Exercise instructions: Copy out the data from its first line through the line containing "layer-text: Ga: [328, 204, 359, 230]", changing "Wave guide" to "Waveguide" and leaving everything else as it is.

Records for this task:
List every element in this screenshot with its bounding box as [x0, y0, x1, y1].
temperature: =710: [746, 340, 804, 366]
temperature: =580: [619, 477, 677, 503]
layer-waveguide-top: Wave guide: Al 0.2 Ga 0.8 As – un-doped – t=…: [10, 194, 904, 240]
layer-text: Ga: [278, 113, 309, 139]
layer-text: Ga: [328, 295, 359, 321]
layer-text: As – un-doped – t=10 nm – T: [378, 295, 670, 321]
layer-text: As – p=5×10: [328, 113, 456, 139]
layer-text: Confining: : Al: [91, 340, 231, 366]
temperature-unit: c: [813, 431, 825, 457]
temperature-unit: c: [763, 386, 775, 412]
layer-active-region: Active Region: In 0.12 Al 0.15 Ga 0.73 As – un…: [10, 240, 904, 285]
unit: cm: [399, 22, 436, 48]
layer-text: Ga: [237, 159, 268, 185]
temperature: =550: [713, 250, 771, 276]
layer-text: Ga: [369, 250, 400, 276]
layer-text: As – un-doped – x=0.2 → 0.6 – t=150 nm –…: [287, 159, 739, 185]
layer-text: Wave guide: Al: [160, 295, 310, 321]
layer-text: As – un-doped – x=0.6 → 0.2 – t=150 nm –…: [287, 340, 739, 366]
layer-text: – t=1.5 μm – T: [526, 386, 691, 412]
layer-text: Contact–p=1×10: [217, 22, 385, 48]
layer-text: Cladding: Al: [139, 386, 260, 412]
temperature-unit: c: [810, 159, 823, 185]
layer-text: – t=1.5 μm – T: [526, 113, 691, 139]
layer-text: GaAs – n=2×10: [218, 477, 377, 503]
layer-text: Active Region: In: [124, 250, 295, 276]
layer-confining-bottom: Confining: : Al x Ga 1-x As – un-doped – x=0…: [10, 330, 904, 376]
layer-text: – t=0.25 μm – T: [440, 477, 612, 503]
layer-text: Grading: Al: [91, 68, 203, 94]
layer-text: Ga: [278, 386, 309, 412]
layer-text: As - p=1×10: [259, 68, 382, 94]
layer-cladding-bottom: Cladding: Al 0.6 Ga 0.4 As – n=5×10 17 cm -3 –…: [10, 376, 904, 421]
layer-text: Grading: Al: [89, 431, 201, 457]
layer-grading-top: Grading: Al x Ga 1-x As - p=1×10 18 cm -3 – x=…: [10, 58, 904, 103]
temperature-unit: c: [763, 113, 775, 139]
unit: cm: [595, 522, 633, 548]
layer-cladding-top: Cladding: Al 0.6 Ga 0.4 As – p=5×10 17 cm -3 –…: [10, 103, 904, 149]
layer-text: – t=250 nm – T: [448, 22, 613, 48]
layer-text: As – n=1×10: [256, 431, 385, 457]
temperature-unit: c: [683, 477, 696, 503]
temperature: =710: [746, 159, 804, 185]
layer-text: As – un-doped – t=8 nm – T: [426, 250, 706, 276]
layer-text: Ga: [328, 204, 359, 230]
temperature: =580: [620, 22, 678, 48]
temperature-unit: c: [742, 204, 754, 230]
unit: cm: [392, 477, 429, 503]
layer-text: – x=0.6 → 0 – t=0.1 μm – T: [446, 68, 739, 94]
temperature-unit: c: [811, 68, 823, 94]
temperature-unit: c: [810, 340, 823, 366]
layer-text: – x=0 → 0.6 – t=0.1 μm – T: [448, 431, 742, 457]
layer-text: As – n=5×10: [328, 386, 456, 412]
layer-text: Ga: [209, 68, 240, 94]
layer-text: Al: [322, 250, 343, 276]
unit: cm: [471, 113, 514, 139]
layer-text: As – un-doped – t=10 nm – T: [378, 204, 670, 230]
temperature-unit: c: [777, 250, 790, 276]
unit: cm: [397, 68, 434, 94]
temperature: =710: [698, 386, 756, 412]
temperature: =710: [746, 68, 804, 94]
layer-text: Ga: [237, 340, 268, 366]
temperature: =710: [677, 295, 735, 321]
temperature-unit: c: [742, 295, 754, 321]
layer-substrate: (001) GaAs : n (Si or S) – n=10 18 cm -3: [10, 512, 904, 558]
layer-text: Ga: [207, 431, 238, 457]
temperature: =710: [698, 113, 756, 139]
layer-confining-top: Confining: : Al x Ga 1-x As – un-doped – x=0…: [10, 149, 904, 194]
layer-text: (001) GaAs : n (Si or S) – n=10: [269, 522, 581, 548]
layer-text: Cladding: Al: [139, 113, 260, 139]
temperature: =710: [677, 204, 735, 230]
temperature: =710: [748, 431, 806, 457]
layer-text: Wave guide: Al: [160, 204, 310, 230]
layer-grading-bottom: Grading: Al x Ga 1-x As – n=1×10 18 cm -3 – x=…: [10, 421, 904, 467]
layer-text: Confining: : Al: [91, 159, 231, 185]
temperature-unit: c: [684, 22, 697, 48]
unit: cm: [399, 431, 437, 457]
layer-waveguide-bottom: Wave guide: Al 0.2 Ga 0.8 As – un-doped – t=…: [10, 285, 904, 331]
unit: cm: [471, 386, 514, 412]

Problem solution:
List every element in this screenshot with its bounding box as [x0, y0, x1, y1].
temperature: =710: [746, 340, 804, 366]
temperature: =580: [619, 477, 677, 503]
layer-waveguide-top: Waveguide: Al 0.2 Ga 0.8 As – un-doped – t=…: [10, 194, 904, 240]
layer-text: Ga: [278, 113, 309, 139]
layer-text: Ga: [328, 295, 359, 321]
layer-text: As – un-doped – t=10 nm – T: [378, 295, 670, 321]
layer-text: As – p=5×10: [328, 113, 456, 139]
layer-text: Confining: : Al: [91, 340, 231, 366]
temperature-unit: c: [813, 431, 825, 457]
temperature-unit: c: [763, 386, 775, 412]
layer-active-region: Active Region: In 0.12 Al 0.15 Ga 0.73 As – un…: [10, 240, 904, 285]
unit: cm: [399, 22, 436, 48]
layer-text: Ga: [237, 159, 268, 185]
temperature: =550: [713, 250, 771, 276]
layer-text: Ga: [369, 250, 400, 276]
layer-text: As – un-doped – x=0.2 → 0.6 – t=150 nm –…: [287, 159, 739, 185]
layer-text: Waveguide: Al: [160, 295, 310, 321]
layer-text: As – un-doped – x=0.6 → 0.2 – t=150 nm –…: [287, 340, 739, 366]
layer-text: – t=1.5 μm – T: [526, 386, 691, 412]
layer-text: Contact–p=1×10: [217, 22, 385, 48]
layer-text: Cladding: Al: [139, 386, 260, 412]
temperature-unit: c: [810, 159, 823, 185]
layer-text: – t=1.5 μm – T: [526, 113, 691, 139]
layer-text: GaAs – n=2×10: [218, 477, 377, 503]
layer-text: Active Region: In: [124, 250, 295, 276]
layer-confining-bottom: Confining: : Al x Ga 1-x As – un-doped – x=0…: [10, 330, 904, 376]
layer-text: – t=0.25 μm – T: [440, 477, 612, 503]
layer-text: Grading: Al: [91, 68, 203, 94]
layer-text: Ga: [278, 386, 309, 412]
layer-text: As - p=1×10: [259, 68, 382, 94]
layer-cladding-bottom: Cladding: Al 0.6 Ga 0.4 As – n=5×10 17 cm -3 –…: [10, 376, 904, 421]
layer-text: Grading: Al: [89, 431, 201, 457]
layer-grading-top: Grading: Al x Ga 1-x As - p=1×10 18 cm -3 – x=…: [10, 58, 904, 103]
temperature-unit: c: [763, 113, 775, 139]
unit: cm: [595, 522, 633, 548]
layer-cladding-top: Cladding: Al 0.6 Ga 0.4 As – p=5×10 17 cm -3 –…: [10, 103, 904, 149]
layer-text: – t=250 nm – T: [448, 22, 613, 48]
layer-text: As – n=1×10: [256, 431, 385, 457]
temperature-unit: c: [683, 477, 696, 503]
temperature: =710: [746, 159, 804, 185]
layer-text: As – un-doped – t=8 nm – T: [426, 250, 706, 276]
layer-text: Ga: [328, 204, 359, 230]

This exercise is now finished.